§ RECORD EXTRACTS:
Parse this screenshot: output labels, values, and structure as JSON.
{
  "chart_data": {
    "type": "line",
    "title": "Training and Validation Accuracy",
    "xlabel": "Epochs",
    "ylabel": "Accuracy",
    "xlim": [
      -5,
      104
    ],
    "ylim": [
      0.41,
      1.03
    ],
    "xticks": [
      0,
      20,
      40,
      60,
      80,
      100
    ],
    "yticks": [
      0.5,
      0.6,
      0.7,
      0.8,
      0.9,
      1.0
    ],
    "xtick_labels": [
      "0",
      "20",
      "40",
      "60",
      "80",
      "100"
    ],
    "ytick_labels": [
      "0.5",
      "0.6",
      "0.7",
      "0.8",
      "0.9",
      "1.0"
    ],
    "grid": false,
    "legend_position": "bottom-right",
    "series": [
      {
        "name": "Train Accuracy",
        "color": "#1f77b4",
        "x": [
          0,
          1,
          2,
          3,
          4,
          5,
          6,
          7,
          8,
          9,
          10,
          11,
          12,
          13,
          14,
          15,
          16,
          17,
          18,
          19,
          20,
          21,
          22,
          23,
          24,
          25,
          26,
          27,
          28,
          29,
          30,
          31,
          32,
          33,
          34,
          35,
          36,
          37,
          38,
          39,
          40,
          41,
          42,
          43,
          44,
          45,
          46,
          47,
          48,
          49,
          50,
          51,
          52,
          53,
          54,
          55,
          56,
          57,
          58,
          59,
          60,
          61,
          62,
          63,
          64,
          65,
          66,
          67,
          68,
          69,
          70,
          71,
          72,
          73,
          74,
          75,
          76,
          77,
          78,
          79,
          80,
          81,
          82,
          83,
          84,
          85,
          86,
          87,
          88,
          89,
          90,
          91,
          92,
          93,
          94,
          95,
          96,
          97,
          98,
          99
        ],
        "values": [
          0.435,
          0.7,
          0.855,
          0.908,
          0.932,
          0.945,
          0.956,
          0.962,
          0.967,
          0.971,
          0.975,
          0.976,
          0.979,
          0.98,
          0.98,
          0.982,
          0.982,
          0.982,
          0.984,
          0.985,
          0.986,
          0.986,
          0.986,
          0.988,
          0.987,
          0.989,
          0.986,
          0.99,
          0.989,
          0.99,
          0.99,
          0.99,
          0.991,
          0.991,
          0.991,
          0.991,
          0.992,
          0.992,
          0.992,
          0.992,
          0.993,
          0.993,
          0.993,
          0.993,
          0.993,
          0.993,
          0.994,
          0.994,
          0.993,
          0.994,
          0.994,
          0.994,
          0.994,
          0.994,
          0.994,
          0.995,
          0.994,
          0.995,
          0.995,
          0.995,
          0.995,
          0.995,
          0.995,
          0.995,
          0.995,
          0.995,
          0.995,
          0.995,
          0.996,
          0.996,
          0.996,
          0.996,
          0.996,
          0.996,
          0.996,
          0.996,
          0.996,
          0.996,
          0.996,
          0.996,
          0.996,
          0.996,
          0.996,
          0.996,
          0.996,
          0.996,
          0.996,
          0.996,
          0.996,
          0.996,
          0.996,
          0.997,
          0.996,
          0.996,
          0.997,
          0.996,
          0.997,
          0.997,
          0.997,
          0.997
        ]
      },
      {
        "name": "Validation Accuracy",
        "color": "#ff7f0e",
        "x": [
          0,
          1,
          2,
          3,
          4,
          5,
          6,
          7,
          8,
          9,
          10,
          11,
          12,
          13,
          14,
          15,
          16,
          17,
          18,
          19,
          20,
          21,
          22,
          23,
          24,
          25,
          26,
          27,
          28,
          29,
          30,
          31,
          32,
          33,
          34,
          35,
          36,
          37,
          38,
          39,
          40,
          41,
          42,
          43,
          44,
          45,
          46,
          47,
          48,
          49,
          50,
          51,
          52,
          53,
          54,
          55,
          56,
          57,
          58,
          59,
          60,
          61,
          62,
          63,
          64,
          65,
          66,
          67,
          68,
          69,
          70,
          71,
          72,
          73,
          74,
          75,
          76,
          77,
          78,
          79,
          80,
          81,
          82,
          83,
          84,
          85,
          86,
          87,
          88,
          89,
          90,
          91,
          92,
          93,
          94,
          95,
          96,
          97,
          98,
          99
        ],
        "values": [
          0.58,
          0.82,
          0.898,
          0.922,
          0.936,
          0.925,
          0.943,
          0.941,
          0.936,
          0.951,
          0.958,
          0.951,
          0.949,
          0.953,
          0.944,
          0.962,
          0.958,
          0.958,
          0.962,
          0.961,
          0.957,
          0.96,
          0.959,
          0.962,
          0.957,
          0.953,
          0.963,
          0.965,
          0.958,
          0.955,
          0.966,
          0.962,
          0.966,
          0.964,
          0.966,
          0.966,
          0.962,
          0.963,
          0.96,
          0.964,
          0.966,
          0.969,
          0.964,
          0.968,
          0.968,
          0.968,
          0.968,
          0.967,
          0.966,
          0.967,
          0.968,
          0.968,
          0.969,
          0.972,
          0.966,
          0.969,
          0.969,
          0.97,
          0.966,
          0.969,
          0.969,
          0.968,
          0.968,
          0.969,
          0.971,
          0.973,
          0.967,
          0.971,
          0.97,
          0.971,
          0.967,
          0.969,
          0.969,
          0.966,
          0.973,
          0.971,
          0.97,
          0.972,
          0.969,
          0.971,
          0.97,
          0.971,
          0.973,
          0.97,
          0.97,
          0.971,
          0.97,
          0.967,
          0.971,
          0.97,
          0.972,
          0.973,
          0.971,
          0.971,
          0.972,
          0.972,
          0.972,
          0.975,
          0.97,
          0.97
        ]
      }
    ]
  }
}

§ WHAT YOU ARE ASKED TO DO: Retype every record above exactly as written.

§ FULL OUTPUT:
Parse this screenshot: output labels, values, and structure as JSON.
{
  "chart_data": {
    "type": "line",
    "title": "Training and Validation Accuracy",
    "xlabel": "Epochs",
    "ylabel": "Accuracy",
    "xlim": [
      -5,
      104
    ],
    "ylim": [
      0.41,
      1.03
    ],
    "xticks": [
      0,
      20,
      40,
      60,
      80,
      100
    ],
    "yticks": [
      0.5,
      0.6,
      0.7,
      0.8,
      0.9,
      1.0
    ],
    "xtick_labels": [
      "0",
      "20",
      "40",
      "60",
      "80",
      "100"
    ],
    "ytick_labels": [
      "0.5",
      "0.6",
      "0.7",
      "0.8",
      "0.9",
      "1.0"
    ],
    "grid": false,
    "legend_position": "bottom-right",
    "series": [
      {
        "name": "Train Accuracy",
        "color": "#1f77b4",
        "x": [
          0,
          1,
          2,
          3,
          4,
          5,
          6,
          7,
          8,
          9,
          10,
          11,
          12,
          13,
          14,
          15,
          16,
          17,
          18,
          19,
          20,
          21,
          22,
          23,
          24,
          25,
          26,
          27,
          28,
          29,
          30,
          31,
          32,
          33,
          34,
          35,
          36,
          37,
          38,
          39,
          40,
          41,
          42,
          43,
          44,
          45,
          46,
          47,
          48,
          49,
          50,
          51,
          52,
          53,
          54,
          55,
          56,
          57,
          58,
          59,
          60,
          61,
          62,
          63,
          64,
          65,
          66,
          67,
          68,
          69,
          70,
          71,
          72,
          73,
          74,
          75,
          76,
          77,
          78,
          79,
          80,
          81,
          82,
          83,
          84,
          85,
          86,
          87,
          88,
          89,
          90,
          91,
          92,
          93,
          94,
          95,
          96,
          97,
          98,
          99
        ],
        "values": [
          0.435,
          0.7,
          0.855,
          0.908,
          0.932,
          0.945,
          0.956,
          0.962,
          0.967,
          0.971,
          0.975,
          0.976,
          0.979,
          0.98,
          0.98,
          0.982,
          0.982,
          0.982,
          0.984,
          0.985,
          0.986,
          0.986,
          0.986,
          0.988,
          0.987,
          0.989,
          0.986,
          0.99,
          0.989,
          0.99,
          0.99,
          0.99,
          0.991,
          0.991,
          0.991,
          0.991,
          0.992,
          0.992,
          0.992,
          0.992,
          0.993,
          0.993,
          0.993,
          0.993,
          0.993,
          0.993,
          0.994,
          0.994,
          0.993,
          0.994,
          0.994,
          0.994,
          0.994,
          0.994,
          0.994,
          0.995,
          0.994,
          0.995,
          0.995,
          0.995,
          0.995,
          0.995,
          0.995,
          0.995,
          0.995,
          0.995,
          0.995,
          0.995,
          0.996,
          0.996,
          0.996,
          0.996,
          0.996,
          0.996,
          0.996,
          0.996,
          0.996,
          0.996,
          0.996,
          0.996,
          0.996,
          0.996,
          0.996,
          0.996,
          0.996,
          0.996,
          0.996,
          0.996,
          0.996,
          0.996,
          0.996,
          0.997,
          0.996,
          0.996,
          0.997,
          0.996,
          0.997,
          0.997,
          0.997,
          0.997
        ]
      },
      {
        "name": "Validation Accuracy",
        "color": "#ff7f0e",
        "x": [
          0,
          1,
          2,
          3,
          4,
          5,
          6,
          7,
          8,
          9,
          10,
          11,
          12,
          13,
          14,
          15,
          16,
          17,
          18,
          19,
          20,
          21,
          22,
          23,
          24,
          25,
          26,
          27,
          28,
          29,
          30,
          31,
          32,
          33,
          34,
          35,
          36,
          37,
          38,
          39,
          40,
          41,
          42,
          43,
          44,
          45,
          46,
          47,
          48,
          49,
          50,
          51,
          52,
          53,
          54,
          55,
          56,
          57,
          58,
          59,
          60,
          61,
          62,
          63,
          64,
          65,
          66,
          67,
          68,
          69,
          70,
          71,
          72,
          73,
          74,
          75,
          76,
          77,
          78,
          79,
          80,
          81,
          82,
          83,
          84,
          85,
          86,
          87,
          88,
          89,
          90,
          91,
          92,
          93,
          94,
          95,
          96,
          97,
          98,
          99
        ],
        "values": [
          0.58,
          0.82,
          0.898,
          0.922,
          0.936,
          0.925,
          0.943,
          0.941,
          0.936,
          0.951,
          0.958,
          0.951,
          0.949,
          0.953,
          0.944,
          0.962,
          0.958,
          0.958,
          0.962,
          0.961,
          0.957,
          0.96,
          0.959,
          0.962,
          0.957,
          0.953,
          0.963,
          0.965,
          0.958,
          0.955,
          0.966,
          0.962,
          0.966,
          0.964,
          0.966,
          0.966,
          0.962,
          0.963,
          0.96,
          0.964,
          0.966,
          0.969,
          0.964,
          0.968,
          0.968,
          0.968,
          0.968,
          0.967,
          0.966,
          0.967,
          0.968,
          0.968,
          0.969,
          0.972,
          0.966,
          0.969,
          0.969,
          0.97,
          0.966,
          0.969,
          0.969,
          0.968,
          0.968,
          0.969,
          0.971,
          0.973,
          0.967,
          0.971,
          0.97,
          0.971,
          0.967,
          0.969,
          0.969,
          0.966,
          0.973,
          0.971,
          0.97,
          0.972,
          0.969,
          0.971,
          0.97,
          0.971,
          0.973,
          0.97,
          0.97,
          0.971,
          0.97,
          0.967,
          0.971,
          0.97,
          0.972,
          0.973,
          0.971,
          0.971,
          0.972,
          0.972,
          0.972,
          0.975,
          0.97,
          0.97
        ]
      }
    ]
  }
}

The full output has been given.